▸ **Stated problem**: In the listing below, count the lines containing the string "移动光屏直至在光屏上成清晰的像" and state only the number.

▸ **Dataset records**:
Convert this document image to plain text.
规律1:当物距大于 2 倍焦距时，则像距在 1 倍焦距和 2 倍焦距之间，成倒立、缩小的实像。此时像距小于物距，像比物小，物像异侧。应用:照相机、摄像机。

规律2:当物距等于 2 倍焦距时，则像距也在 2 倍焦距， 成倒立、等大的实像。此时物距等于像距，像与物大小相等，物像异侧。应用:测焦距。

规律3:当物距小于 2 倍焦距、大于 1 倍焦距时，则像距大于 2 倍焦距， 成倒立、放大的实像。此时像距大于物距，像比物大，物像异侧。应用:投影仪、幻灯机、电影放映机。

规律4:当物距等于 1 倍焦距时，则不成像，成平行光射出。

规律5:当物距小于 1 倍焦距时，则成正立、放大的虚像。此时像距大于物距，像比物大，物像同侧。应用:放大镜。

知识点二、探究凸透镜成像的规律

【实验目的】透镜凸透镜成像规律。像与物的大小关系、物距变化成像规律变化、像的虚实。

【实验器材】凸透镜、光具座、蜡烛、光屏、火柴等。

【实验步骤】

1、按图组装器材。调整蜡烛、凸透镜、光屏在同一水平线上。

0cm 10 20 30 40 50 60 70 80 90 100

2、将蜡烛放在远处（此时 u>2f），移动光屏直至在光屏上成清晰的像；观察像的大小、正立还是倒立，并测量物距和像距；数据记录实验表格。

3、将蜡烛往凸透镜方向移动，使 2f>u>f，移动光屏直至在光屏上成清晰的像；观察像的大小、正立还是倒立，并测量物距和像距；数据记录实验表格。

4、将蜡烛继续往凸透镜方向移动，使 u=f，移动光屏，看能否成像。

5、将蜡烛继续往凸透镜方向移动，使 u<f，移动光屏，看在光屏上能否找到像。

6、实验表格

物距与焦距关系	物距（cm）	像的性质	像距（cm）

---

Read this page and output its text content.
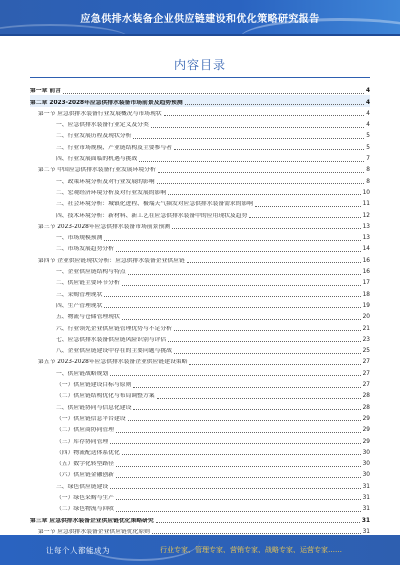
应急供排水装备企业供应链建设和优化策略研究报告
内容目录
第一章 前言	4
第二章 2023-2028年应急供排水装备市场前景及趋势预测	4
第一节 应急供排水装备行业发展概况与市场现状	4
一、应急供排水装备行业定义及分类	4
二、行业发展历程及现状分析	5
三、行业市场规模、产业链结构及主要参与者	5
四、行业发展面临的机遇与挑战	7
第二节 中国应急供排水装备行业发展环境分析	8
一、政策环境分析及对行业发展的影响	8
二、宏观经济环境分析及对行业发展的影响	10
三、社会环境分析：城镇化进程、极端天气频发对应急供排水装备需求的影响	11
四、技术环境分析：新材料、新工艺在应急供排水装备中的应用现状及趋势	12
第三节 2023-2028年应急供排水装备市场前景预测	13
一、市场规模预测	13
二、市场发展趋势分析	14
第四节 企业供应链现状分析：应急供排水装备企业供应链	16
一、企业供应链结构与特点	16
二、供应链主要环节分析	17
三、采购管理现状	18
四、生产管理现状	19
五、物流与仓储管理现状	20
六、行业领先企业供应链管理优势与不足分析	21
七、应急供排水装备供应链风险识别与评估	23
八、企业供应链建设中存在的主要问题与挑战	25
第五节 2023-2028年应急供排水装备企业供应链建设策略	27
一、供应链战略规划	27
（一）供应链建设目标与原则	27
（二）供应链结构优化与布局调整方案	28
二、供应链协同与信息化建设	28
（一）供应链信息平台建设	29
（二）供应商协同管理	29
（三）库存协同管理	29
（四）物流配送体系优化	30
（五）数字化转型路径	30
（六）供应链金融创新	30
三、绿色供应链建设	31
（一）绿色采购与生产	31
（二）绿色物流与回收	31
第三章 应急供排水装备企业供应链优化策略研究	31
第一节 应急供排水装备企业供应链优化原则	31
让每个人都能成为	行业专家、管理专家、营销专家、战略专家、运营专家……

▸ **Result of the task**: 2